Directions: Take from the listing each line that has the string "Performs".
## BEGIN Data to process
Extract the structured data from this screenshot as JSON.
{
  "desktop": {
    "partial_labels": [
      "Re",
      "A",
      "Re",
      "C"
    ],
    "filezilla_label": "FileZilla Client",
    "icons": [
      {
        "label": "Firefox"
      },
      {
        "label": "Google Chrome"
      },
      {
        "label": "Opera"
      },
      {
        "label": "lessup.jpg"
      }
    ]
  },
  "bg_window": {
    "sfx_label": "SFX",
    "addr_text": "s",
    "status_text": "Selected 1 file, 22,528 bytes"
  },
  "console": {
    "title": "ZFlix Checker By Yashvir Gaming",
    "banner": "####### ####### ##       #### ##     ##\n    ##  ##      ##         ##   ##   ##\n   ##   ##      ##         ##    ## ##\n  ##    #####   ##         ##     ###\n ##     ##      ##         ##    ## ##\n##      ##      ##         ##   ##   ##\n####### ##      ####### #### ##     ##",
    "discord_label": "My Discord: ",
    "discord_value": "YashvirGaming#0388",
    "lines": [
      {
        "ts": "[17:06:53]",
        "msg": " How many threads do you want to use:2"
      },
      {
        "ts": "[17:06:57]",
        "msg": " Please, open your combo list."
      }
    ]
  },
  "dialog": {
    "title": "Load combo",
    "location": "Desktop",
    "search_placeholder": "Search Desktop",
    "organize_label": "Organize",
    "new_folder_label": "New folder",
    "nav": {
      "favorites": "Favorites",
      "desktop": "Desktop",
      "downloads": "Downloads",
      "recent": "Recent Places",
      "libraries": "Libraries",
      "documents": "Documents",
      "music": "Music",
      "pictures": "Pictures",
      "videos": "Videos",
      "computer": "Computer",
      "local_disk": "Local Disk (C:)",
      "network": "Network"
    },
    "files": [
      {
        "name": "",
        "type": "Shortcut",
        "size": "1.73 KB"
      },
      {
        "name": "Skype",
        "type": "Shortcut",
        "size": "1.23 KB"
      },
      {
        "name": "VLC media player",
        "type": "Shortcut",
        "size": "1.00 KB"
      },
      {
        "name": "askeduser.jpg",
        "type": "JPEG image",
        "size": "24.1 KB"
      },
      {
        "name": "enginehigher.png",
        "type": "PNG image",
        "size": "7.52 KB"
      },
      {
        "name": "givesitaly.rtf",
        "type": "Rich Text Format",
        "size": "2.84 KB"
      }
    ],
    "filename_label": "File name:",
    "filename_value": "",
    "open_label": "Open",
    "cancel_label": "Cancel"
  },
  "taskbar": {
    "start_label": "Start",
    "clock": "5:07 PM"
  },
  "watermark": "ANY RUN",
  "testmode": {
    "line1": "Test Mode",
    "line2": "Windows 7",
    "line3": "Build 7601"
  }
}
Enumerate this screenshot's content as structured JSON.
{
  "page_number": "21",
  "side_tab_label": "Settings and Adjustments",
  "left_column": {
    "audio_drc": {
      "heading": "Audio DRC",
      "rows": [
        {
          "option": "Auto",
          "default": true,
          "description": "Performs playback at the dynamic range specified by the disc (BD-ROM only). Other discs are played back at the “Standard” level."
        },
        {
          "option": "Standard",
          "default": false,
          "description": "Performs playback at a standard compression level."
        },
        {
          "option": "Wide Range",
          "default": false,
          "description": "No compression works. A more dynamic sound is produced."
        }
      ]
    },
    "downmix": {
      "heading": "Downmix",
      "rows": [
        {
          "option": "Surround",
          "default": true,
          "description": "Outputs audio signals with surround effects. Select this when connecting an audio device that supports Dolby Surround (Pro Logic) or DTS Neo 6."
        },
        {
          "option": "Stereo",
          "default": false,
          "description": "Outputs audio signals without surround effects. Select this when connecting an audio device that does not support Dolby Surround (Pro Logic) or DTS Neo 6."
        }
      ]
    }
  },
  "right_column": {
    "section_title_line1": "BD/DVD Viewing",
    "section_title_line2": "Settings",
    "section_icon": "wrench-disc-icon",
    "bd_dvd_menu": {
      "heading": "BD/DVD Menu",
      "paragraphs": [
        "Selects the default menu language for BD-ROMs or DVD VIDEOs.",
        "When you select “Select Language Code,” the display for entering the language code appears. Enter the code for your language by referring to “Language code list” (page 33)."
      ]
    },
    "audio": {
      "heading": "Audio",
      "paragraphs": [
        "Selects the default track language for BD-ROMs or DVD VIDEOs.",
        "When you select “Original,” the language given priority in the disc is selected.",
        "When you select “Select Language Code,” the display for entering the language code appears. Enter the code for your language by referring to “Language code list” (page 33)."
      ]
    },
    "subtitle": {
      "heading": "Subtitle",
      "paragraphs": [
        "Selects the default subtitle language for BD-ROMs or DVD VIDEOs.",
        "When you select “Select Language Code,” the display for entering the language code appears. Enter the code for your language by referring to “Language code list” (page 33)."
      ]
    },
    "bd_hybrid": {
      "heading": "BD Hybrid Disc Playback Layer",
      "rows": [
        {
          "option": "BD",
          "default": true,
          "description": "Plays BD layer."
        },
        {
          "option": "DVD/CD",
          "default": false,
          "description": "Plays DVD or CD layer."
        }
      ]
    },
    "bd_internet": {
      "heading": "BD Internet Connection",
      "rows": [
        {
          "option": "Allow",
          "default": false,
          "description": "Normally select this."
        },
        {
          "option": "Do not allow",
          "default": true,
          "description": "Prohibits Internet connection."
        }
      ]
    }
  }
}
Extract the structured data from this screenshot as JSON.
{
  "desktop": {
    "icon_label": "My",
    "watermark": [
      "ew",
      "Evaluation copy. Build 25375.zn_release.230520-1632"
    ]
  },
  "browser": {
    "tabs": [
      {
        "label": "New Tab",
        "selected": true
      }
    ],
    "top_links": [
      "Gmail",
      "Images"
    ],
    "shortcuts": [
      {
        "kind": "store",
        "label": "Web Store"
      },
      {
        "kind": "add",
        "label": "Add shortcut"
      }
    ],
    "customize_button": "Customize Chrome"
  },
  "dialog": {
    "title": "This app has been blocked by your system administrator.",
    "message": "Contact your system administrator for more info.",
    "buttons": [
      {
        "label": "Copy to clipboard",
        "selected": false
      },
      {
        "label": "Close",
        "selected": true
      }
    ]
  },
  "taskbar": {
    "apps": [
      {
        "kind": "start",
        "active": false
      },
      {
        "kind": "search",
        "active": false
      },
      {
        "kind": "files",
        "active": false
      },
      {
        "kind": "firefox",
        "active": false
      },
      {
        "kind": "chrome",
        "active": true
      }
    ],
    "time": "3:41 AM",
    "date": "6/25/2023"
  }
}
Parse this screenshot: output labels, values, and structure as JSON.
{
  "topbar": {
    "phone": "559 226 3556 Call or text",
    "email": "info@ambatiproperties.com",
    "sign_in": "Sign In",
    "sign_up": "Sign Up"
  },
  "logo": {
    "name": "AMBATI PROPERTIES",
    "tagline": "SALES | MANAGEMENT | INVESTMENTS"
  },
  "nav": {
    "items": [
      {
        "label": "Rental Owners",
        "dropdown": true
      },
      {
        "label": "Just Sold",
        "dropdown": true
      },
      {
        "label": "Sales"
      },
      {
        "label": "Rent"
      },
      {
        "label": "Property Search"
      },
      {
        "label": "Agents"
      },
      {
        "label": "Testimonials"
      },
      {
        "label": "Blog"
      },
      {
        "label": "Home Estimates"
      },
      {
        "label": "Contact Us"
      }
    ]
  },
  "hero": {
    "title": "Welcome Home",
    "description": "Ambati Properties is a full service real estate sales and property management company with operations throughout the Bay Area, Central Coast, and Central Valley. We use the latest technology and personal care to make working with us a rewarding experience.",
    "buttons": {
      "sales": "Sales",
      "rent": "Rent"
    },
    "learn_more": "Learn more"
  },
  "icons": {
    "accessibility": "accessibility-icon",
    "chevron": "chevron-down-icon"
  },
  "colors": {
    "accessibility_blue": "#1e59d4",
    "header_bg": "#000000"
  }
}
## END Data to process
Response for this exercise:
          "description": "Performs playback at the dynamic range specified by the disc (BD-ROM only). Other discs are played back at the “Standard” level."
          "description": "Performs playback at a standard compression level."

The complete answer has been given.